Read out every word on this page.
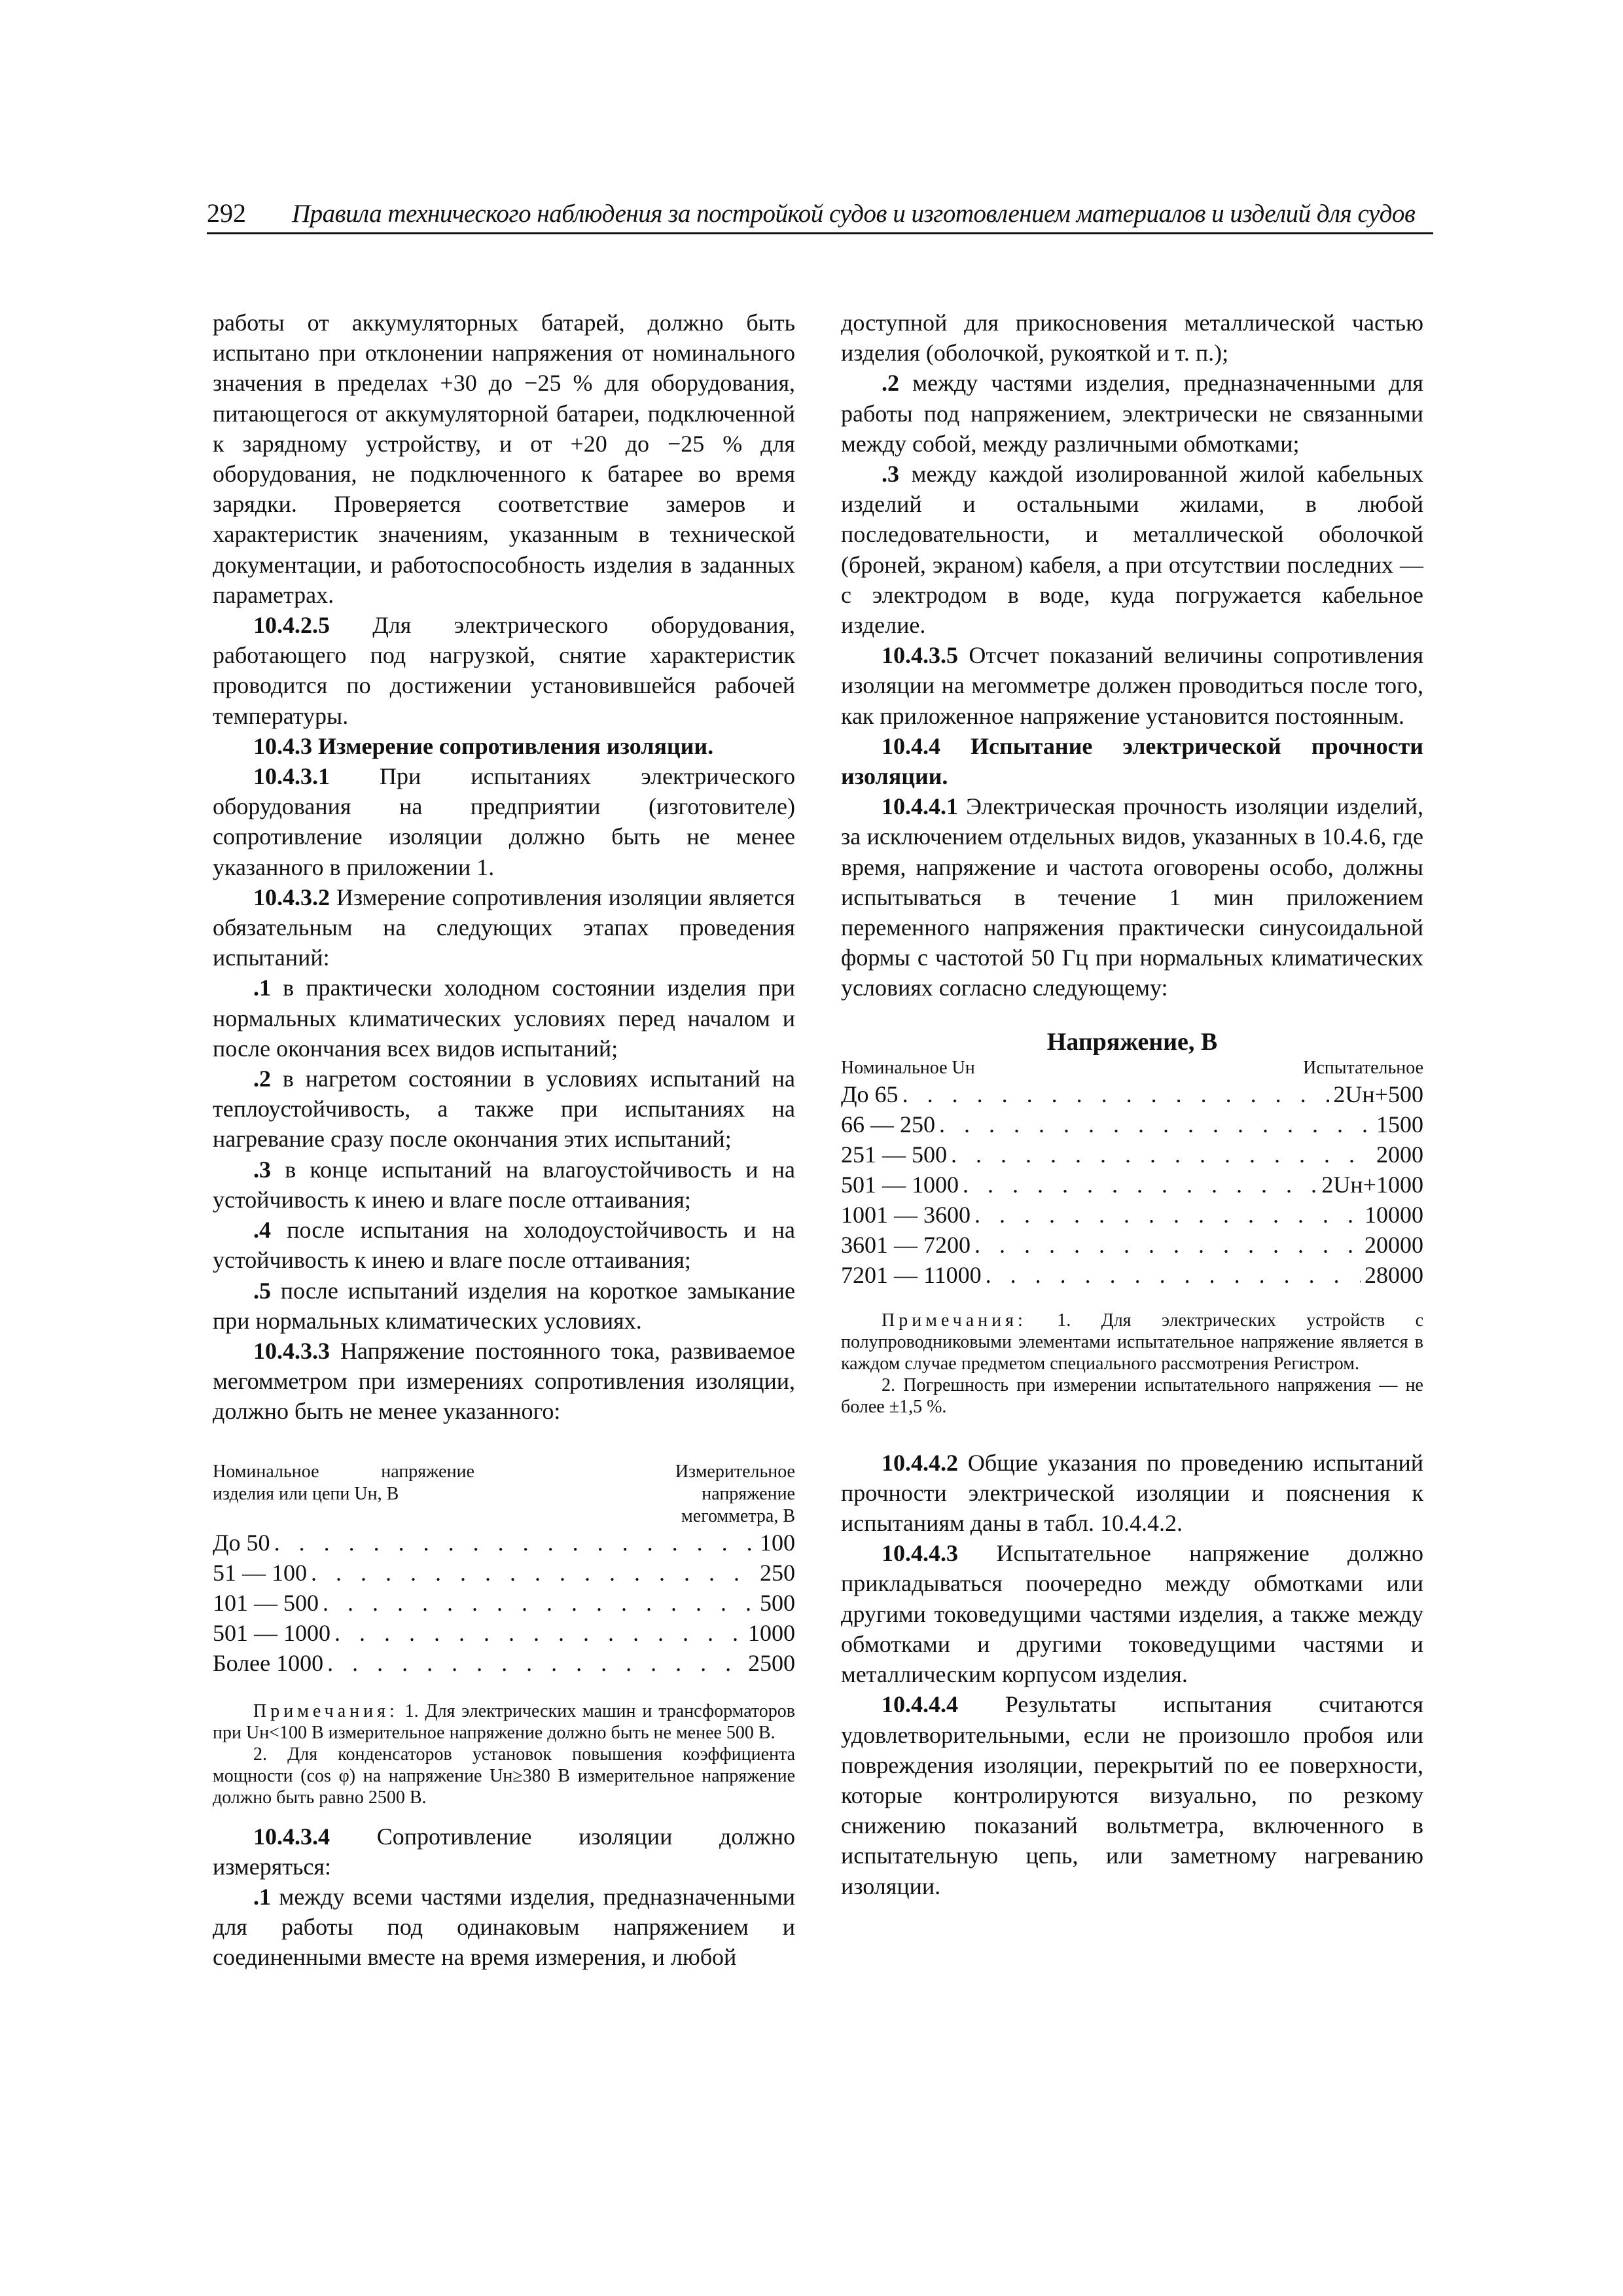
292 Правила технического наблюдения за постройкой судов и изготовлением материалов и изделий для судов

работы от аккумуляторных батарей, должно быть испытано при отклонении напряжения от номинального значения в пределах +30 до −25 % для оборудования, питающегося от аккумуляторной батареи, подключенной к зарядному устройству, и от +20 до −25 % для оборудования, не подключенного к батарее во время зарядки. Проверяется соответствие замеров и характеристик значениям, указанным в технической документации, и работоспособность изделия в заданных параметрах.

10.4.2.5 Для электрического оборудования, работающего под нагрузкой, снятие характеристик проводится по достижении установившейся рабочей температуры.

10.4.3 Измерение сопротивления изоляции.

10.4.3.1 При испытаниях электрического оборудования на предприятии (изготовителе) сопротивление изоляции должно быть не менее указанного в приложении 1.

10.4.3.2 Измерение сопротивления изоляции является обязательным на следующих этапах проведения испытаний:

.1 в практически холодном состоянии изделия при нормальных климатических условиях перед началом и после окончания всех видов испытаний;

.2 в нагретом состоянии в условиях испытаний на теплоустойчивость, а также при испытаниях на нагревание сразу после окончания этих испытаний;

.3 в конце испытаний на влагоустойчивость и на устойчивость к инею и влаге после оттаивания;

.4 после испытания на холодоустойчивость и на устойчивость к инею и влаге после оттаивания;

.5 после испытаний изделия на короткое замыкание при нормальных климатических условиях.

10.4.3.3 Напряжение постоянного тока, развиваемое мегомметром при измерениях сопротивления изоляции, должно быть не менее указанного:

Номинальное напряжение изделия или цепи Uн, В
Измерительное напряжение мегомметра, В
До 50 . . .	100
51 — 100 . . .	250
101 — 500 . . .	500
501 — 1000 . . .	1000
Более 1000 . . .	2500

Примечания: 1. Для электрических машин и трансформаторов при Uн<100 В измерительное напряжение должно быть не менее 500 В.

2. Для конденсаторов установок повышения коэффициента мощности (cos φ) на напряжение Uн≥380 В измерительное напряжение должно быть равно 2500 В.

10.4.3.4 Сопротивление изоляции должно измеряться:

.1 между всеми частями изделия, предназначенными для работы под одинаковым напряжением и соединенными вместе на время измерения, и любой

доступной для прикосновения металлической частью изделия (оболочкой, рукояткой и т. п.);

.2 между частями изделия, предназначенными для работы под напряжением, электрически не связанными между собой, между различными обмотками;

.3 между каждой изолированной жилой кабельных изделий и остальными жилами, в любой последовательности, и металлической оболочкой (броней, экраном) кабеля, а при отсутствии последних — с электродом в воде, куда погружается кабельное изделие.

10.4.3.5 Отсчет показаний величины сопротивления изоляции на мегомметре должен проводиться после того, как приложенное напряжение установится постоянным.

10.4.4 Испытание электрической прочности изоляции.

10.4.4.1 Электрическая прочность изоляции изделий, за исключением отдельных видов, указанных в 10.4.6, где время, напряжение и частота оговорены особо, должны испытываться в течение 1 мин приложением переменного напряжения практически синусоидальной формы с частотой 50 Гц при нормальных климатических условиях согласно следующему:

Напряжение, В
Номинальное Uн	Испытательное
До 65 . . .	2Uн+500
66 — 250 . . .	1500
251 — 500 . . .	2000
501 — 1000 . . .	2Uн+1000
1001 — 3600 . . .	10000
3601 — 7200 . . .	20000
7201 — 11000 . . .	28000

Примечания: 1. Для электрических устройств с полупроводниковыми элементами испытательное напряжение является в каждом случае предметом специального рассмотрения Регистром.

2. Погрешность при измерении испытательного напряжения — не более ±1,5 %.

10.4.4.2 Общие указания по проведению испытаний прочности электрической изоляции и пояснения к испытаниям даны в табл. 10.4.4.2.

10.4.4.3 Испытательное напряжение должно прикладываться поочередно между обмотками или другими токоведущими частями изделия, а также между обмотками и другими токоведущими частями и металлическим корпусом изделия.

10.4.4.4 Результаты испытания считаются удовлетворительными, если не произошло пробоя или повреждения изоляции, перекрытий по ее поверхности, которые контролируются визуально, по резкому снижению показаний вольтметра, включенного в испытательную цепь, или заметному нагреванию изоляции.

> _Problem requirements_: Retype every entry verbatim and exclude the pictures from the copy.

> _Response_:
Read out every word on this page.
292 Правила технического наблюдения за постройкой судов и изготовлением материалов и изделий для судов

работы от аккумуляторных батарей, должно быть испытано при отклонении напряжения от номинального значения в пределах +30 до −25 % для оборудования, питающегося от аккумуляторной батареи, подключенной к зарядному устройству, и от +20 до −25 % для оборудования, не подключенного к батарее во время зарядки. Проверяется соответствие замеров и характеристик значениям, указанным в технической документации, и работоспособность изделия в заданных параметрах.

10.4.2.5 Для электрического оборудования, работающего под нагрузкой, снятие характеристик проводится по достижении установившейся рабочей температуры.

10.4.3 Измерение сопротивления изоляции.

10.4.3.1 При испытаниях электрического оборудования на предприятии (изготовителе) сопротивление изоляции должно быть не менее указанного в приложении 1.

10.4.3.2 Измерение сопротивления изоляции является обязательным на следующих этапах проведения испытаний:

.1 в практически холодном состоянии изделия при нормальных климатических условиях перед началом и после окончания всех видов испытаний;

.2 в нагретом состоянии в условиях испытаний на теплоустойчивость, а также при испытаниях на нагревание сразу после окончания этих испытаний;

.3 в конце испытаний на влагоустойчивость и на устойчивость к инею и влаге после оттаивания;

.4 после испытания на холодоустойчивость и на устойчивость к инею и влаге после оттаивания;

.5 после испытаний изделия на короткое замыкание при нормальных климатических условиях.

10.4.3.3 Напряжение постоянного тока, развиваемое мегомметром при измерениях сопротивления изоляции, должно быть не менее указанного:

Номинальное напряжение изделия или цепи Uн, В
Измерительное напряжение мегомметра, В
До 50 . . .	100
51 — 100 . . .	250
101 — 500 . . .	500
501 — 1000 . . .	1000
Более 1000 . . .	2500

Примечания: 1. Для электрических машин и трансформаторов при Uн<100 В измерительное напряжение должно быть не менее 500 В.

2. Для конденсаторов установок повышения коэффициента мощности (cos φ) на напряжение Uн≥380 В измерительное напряжение должно быть равно 2500 В.

10.4.3.4 Сопротивление изоляции должно измеряться:

.1 между всеми частями изделия, предназначенными для работы под одинаковым напряжением и соединенными вместе на время измерения, и любой

доступной для прикосновения металлической частью изделия (оболочкой, рукояткой и т. п.);

.2 между частями изделия, предназначенными для работы под напряжением, электрически не связанными между собой, между различными обмотками;

.3 между каждой изолированной жилой кабельных изделий и остальными жилами, в любой последовательности, и металлической оболочкой (броней, экраном) кабеля, а при отсутствии последних — с электродом в воде, куда погружается кабельное изделие.

10.4.3.5 Отсчет показаний величины сопротивления изоляции на мегомметре должен проводиться после того, как приложенное напряжение установится постоянным.

10.4.4 Испытание электрической прочности изоляции.

10.4.4.1 Электрическая прочность изоляции изделий, за исключением отдельных видов, указанных в 10.4.6, где время, напряжение и частота оговорены особо, должны испытываться в течение 1 мин приложением переменного напряжения практически синусоидальной формы с частотой 50 Гц при нормальных климатических условиях согласно следующему:

Напряжение, В
Номинальное Uн	Испытательное
До 65 . . .	2Uн+500
66 — 250 . . .	1500
251 — 500 . . .	2000
501 — 1000 . . .	2Uн+1000
1001 — 3600 . . .	10000
3601 — 7200 . . .	20000
7201 — 11000 . . .	28000

Примечания: 1. Для электрических устройств с полупроводниковыми элементами испытательное напряжение является в каждом случае предметом специального рассмотрения Регистром.

2. Погрешность при измерении испытательного напряжения — не более ±1,5 %.

10.4.4.2 Общие указания по проведению испытаний прочности электрической изоляции и пояснения к испытаниям даны в табл. 10.4.4.2.

10.4.4.3 Испытательное напряжение должно прикладываться поочередно между обмотками или другими токоведущими частями изделия, а также между обмотками и другими токоведущими частями и металлическим корпусом изделия.

10.4.4.4 Результаты испытания считаются удовлетворительными, если не произошло пробоя или повреждения изоляции, перекрытий по ее поверхности, которые контролируются визуально, по резкому снижению показаний вольтметра, включенного в испытательную цепь, или заметному нагреванию изоляции.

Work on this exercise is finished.